# EXERCISE PROMPT
Set the following entries down again exactly, line by line.

# LISTED RECORDS
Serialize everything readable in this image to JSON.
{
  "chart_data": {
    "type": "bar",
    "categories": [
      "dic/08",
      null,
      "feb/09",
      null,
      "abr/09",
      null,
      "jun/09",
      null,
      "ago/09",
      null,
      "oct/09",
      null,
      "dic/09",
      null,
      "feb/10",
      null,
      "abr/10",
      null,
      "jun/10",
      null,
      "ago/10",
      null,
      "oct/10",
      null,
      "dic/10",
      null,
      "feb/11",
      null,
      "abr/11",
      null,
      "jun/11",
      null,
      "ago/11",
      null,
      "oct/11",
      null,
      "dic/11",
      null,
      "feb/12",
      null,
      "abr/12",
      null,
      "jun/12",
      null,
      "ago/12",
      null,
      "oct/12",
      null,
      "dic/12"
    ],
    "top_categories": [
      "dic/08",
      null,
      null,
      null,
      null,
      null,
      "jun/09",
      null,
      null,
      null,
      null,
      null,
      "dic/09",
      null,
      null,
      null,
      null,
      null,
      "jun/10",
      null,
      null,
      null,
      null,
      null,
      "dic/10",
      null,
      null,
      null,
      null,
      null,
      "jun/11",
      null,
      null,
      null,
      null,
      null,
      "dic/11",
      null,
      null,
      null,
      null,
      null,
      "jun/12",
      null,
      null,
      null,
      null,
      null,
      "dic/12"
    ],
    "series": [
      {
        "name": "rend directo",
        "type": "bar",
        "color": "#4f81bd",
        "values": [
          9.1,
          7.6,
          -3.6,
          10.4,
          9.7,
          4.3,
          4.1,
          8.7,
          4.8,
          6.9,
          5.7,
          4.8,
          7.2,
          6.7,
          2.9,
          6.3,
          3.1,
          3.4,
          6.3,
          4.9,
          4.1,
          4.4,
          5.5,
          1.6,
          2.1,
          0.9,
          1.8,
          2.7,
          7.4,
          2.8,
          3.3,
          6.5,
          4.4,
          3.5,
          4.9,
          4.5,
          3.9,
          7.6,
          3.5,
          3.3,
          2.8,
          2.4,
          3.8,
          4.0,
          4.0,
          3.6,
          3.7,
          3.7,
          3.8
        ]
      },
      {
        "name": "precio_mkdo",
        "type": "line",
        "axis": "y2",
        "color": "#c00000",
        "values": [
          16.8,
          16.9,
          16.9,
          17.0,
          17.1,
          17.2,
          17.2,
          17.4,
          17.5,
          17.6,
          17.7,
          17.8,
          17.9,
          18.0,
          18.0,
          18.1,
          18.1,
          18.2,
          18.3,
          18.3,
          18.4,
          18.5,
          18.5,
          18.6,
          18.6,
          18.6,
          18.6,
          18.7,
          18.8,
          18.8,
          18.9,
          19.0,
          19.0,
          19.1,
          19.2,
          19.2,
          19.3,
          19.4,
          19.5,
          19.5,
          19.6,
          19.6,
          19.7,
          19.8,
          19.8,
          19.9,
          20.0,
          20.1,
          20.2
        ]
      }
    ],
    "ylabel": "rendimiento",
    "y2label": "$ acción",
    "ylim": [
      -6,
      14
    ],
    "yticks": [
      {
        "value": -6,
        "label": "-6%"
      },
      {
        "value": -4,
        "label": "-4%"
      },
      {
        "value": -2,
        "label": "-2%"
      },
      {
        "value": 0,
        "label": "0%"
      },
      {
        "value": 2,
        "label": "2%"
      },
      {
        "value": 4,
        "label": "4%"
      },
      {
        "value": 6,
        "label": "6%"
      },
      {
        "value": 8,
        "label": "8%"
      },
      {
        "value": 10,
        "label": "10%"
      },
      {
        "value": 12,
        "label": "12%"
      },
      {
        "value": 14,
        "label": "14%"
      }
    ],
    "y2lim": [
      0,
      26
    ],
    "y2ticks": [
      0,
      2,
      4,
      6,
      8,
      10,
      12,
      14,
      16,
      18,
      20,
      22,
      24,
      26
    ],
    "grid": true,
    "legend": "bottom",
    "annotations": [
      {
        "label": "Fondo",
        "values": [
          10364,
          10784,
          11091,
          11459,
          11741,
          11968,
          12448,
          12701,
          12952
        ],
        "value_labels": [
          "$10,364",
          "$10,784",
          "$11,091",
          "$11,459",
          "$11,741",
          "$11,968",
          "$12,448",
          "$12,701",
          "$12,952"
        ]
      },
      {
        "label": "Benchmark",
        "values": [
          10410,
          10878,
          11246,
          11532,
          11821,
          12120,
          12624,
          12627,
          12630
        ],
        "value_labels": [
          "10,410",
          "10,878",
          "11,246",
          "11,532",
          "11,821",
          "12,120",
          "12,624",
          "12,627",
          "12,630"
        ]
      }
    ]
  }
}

# SOLUTION FOR THIS EXERCISE
Serialize everything readable in this image to JSON.
{
  "chart_data": {
    "type": "bar",
    "categories": [
      "dic/08",
      null,
      "feb/09",
      null,
      "abr/09",
      null,
      "jun/09",
      null,
      "ago/09",
      null,
      "oct/09",
      null,
      "dic/09",
      null,
      "feb/10",
      null,
      "abr/10",
      null,
      "jun/10",
      null,
      "ago/10",
      null,
      "oct/10",
      null,
      "dic/10",
      null,
      "feb/11",
      null,
      "abr/11",
      null,
      "jun/11",
      null,
      "ago/11",
      null,
      "oct/11",
      null,
      "dic/11",
      null,
      "feb/12",
      null,
      "abr/12",
      null,
      "jun/12",
      null,
      "ago/12",
      null,
      "oct/12",
      null,
      "dic/12"
    ],
    "top_categories": [
      "dic/08",
      null,
      null,
      null,
      null,
      null,
      "jun/09",
      null,
      null,
      null,
      null,
      null,
      "dic/09",
      null,
      null,
      null,
      null,
      null,
      "jun/10",
      null,
      null,
      null,
      null,
      null,
      "dic/10",
      null,
      null,
      null,
      null,
      null,
      "jun/11",
      null,
      null,
      null,
      null,
      null,
      "dic/11",
      null,
      null,
      null,
      null,
      null,
      "jun/12",
      null,
      null,
      null,
      null,
      null,
      "dic/12"
    ],
    "series": [
      {
        "name": "rend directo",
        "type": "bar",
        "color": "#4f81bd",
        "values": [
          9.1,
          7.6,
          -3.6,
          10.4,
          9.7,
          4.3,
          4.1,
          8.7,
          4.8,
          6.9,
          5.7,
          4.8,
          7.2,
          6.7,
          2.9,
          6.3,
          3.1,
          3.4,
          6.3,
          4.9,
          4.1,
          4.4,
          5.5,
          1.6,
          2.1,
          0.9,
          1.8,
          2.7,
          7.4,
          2.8,
          3.3,
          6.5,
          4.4,
          3.5,
          4.9,
          4.5,
          3.9,
          7.6,
          3.5,
          3.3,
          2.8,
          2.4,
          3.8,
          4.0,
          4.0,
          3.6,
          3.7,
          3.7,
          3.8
        ]
      },
      {
        "name": "precio_mkdo",
        "type": "line",
        "axis": "y2",
        "color": "#c00000",
        "values": [
          16.8,
          16.9,
          16.9,
          17.0,
          17.1,
          17.2,
          17.2,
          17.4,
          17.5,
          17.6,
          17.7,
          17.8,
          17.9,
          18.0,
          18.0,
          18.1,
          18.1,
          18.2,
          18.3,
          18.3,
          18.4,
          18.5,
          18.5,
          18.6,
          18.6,
          18.6,
          18.6,
          18.7,
          18.8,
          18.8,
          18.9,
          19.0,
          19.0,
          19.1,
          19.2,
          19.2,
          19.3,
          19.4,
          19.5,
          19.5,
          19.6,
          19.6,
          19.7,
          19.8,
          19.8,
          19.9,
          20.0,
          20.1,
          20.2
        ]
      }
    ],
    "ylabel": "rendimiento",
    "y2label": "$ acción",
    "ylim": [
      -6,
      14
    ],
    "yticks": [
      {
        "value": -6,
        "label": "-6%"
      },
      {
        "value": -4,
        "label": "-4%"
      },
      {
        "value": -2,
        "label": "-2%"
      },
      {
        "value": 0,
        "label": "0%"
      },
      {
        "value": 2,
        "label": "2%"
      },
      {
        "value": 4,
        "label": "4%"
      },
      {
        "value": 6,
        "label": "6%"
      },
      {
        "value": 8,
        "label": "8%"
      },
      {
        "value": 10,
        "label": "10%"
      },
      {
        "value": 12,
        "label": "12%"
      },
      {
        "value": 14,
        "label": "14%"
      }
    ],
    "y2lim": [
      0,
      26
    ],
    "y2ticks": [
      0,
      2,
      4,
      6,
      8,
      10,
      12,
      14,
      16,
      18,
      20,
      22,
      24,
      26
    ],
    "grid": true,
    "legend": "bottom",
    "annotations": [
      {
        "label": "Fondo",
        "values": [
          10364,
          10784,
          11091,
          11459,
          11741,
          11968,
          12448,
          12701,
          12952
        ],
        "value_labels": [
          "$10,364",
          "$10,784",
          "$11,091",
          "$11,459",
          "$11,741",
          "$11,968",
          "$12,448",
          "$12,701",
          "$12,952"
        ]
      },
      {
        "label": "Benchmark",
        "values": [
          10410,
          10878,
          11246,
          11532,
          11821,
          12120,
          12624,
          12627,
          12630
        ],
        "value_labels": [
          "10,410",
          "10,878",
          "11,246",
          "11,532",
          "11,821",
          "12,120",
          "12,624",
          "12,627",
          "12,630"
        ]
      }
    ]
  }
}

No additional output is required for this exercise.